-- START EXERCISE INPUT --

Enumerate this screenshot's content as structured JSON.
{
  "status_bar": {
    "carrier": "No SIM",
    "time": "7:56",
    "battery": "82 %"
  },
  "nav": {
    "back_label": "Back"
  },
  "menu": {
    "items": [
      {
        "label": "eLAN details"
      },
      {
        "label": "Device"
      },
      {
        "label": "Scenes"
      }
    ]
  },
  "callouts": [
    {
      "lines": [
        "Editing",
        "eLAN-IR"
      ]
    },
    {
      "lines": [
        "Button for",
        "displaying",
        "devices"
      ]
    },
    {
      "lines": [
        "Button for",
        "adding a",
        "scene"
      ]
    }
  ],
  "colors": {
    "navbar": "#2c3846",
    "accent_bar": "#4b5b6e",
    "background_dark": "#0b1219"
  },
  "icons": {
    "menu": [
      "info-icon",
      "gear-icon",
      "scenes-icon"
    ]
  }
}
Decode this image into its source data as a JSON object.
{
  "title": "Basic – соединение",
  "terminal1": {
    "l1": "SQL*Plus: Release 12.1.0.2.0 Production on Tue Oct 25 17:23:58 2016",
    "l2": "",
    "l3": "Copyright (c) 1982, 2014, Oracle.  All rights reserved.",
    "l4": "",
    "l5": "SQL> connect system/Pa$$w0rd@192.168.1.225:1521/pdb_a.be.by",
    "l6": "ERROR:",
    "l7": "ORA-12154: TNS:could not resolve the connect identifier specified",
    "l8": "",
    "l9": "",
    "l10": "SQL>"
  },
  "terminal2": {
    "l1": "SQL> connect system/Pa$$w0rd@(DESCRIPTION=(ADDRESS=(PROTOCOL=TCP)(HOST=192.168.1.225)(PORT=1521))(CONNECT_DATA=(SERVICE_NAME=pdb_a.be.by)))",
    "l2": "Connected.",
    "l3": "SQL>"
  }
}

-- END EXERCISE INPUT --

_EXERCISE_. Every record above should be copied exactly.

_EXERCISE OUTPUT_.
Enumerate this screenshot's content as structured JSON.
{
  "status_bar": {
    "carrier": "No SIM",
    "time": "7:56",
    "battery": "82 %"
  },
  "nav": {
    "back_label": "Back"
  },
  "menu": {
    "items": [
      {
        "label": "eLAN details"
      },
      {
        "label": "Device"
      },
      {
        "label": "Scenes"
      }
    ]
  },
  "callouts": [
    {
      "lines": [
        "Editing",
        "eLAN-IR"
      ]
    },
    {
      "lines": [
        "Button for",
        "displaying",
        "devices"
      ]
    },
    {
      "lines": [
        "Button for",
        "adding a",
        "scene"
      ]
    }
  ],
  "colors": {
    "navbar": "#2c3846",
    "accent_bar": "#4b5b6e",
    "background_dark": "#0b1219"
  },
  "icons": {
    "menu": [
      "info-icon",
      "gear-icon",
      "scenes-icon"
    ]
  }
}
Decode this image into its source data as a JSON object.
{
  "title": "Basic – соединение",
  "terminal1": {
    "l1": "SQL*Plus: Release 12.1.0.2.0 Production on Tue Oct 25 17:23:58 2016",
    "l2": "",
    "l3": "Copyright (c) 1982, 2014, Oracle.  All rights reserved.",
    "l4": "",
    "l5": "SQL> connect system/Pa$$w0rd@192.168.1.225:1521/pdb_a.be.by",
    "l6": "ERROR:",
    "l7": "ORA-12154: TNS:could not resolve the connect identifier specified",
    "l8": "",
    "l9": "",
    "l10": "SQL>"
  },
  "terminal2": {
    "l1": "SQL> connect system/Pa$$w0rd@(DESCRIPTION=(ADDRESS=(PROTOCOL=TCP)(HOST=192.168.1.225)(PORT=1521))(CONNECT_DATA=(SERVICE_NAME=pdb_a.be.by)))",
    "l2": "Connected.",
    "l3": "SQL>"
  }
}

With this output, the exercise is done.